• Written instruction: Pull every line containing "Licensed" from the entries.

— start of Data shown —

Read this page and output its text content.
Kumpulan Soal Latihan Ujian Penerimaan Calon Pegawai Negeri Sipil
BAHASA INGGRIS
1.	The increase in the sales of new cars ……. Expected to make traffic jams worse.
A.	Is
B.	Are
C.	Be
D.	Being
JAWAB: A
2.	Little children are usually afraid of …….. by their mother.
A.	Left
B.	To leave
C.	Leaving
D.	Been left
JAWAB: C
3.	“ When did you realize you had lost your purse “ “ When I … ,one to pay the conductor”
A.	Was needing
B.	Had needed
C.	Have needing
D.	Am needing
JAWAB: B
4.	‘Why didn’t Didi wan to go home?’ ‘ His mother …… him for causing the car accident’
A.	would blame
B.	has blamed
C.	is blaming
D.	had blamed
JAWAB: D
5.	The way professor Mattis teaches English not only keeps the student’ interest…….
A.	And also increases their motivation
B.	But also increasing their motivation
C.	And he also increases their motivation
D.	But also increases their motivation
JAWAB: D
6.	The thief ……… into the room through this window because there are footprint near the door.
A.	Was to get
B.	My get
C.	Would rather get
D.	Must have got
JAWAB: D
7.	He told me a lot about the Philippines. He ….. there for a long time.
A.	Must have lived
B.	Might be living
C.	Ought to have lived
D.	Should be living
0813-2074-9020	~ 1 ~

— end of Data shown —
— start of Data shown —

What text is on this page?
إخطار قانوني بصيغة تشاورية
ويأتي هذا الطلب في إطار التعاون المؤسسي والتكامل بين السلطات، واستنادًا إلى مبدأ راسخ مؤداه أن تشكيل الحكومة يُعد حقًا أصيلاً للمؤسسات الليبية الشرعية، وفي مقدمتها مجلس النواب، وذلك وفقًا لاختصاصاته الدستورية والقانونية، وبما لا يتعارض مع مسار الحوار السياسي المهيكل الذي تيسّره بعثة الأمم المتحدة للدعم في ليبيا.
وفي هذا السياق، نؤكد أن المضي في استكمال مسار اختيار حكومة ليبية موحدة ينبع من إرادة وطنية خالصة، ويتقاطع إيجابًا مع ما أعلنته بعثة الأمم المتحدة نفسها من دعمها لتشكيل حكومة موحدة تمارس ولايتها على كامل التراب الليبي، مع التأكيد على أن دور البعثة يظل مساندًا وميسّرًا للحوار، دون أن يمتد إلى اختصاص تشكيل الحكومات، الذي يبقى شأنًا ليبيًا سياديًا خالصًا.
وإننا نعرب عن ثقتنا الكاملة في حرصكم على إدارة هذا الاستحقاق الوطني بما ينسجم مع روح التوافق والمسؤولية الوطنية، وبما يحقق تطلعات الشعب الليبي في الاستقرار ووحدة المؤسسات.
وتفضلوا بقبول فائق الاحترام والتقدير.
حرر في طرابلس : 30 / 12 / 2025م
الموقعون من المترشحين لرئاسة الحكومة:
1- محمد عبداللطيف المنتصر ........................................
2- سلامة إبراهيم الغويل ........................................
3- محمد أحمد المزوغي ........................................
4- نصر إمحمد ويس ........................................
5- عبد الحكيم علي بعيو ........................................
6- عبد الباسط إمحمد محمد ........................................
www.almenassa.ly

— end of Data shown —
— start of Data shown —

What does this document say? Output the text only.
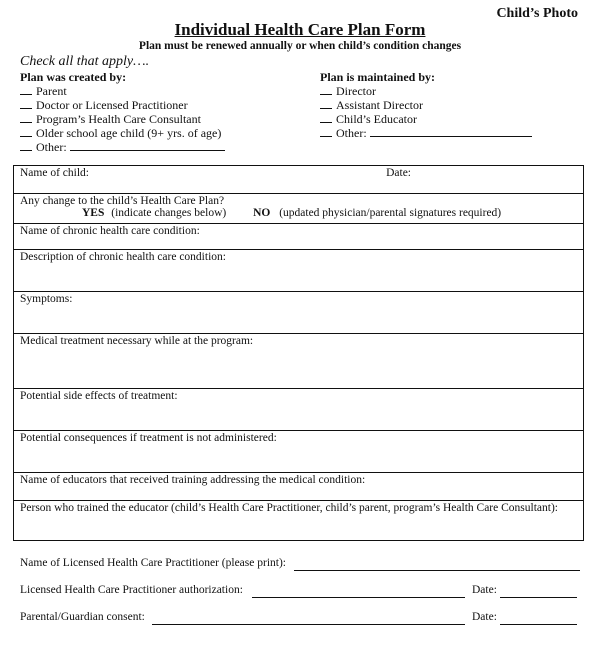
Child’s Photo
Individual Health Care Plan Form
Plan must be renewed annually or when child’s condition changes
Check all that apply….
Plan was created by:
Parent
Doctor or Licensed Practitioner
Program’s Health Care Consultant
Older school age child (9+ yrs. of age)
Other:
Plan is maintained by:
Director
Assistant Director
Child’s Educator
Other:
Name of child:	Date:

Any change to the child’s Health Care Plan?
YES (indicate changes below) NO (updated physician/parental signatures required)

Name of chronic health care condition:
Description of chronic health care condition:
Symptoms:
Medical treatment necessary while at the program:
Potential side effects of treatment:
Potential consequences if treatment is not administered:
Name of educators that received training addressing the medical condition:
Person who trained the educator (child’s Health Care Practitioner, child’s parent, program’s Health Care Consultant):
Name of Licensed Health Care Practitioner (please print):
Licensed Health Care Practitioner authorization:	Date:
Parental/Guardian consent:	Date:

— end of Data shown —

• Response:
Doctor or Licensed Practitioner
Name of Licensed Health Care Practitioner (please print):
Licensed Health Care Practitioner authorization:	Date:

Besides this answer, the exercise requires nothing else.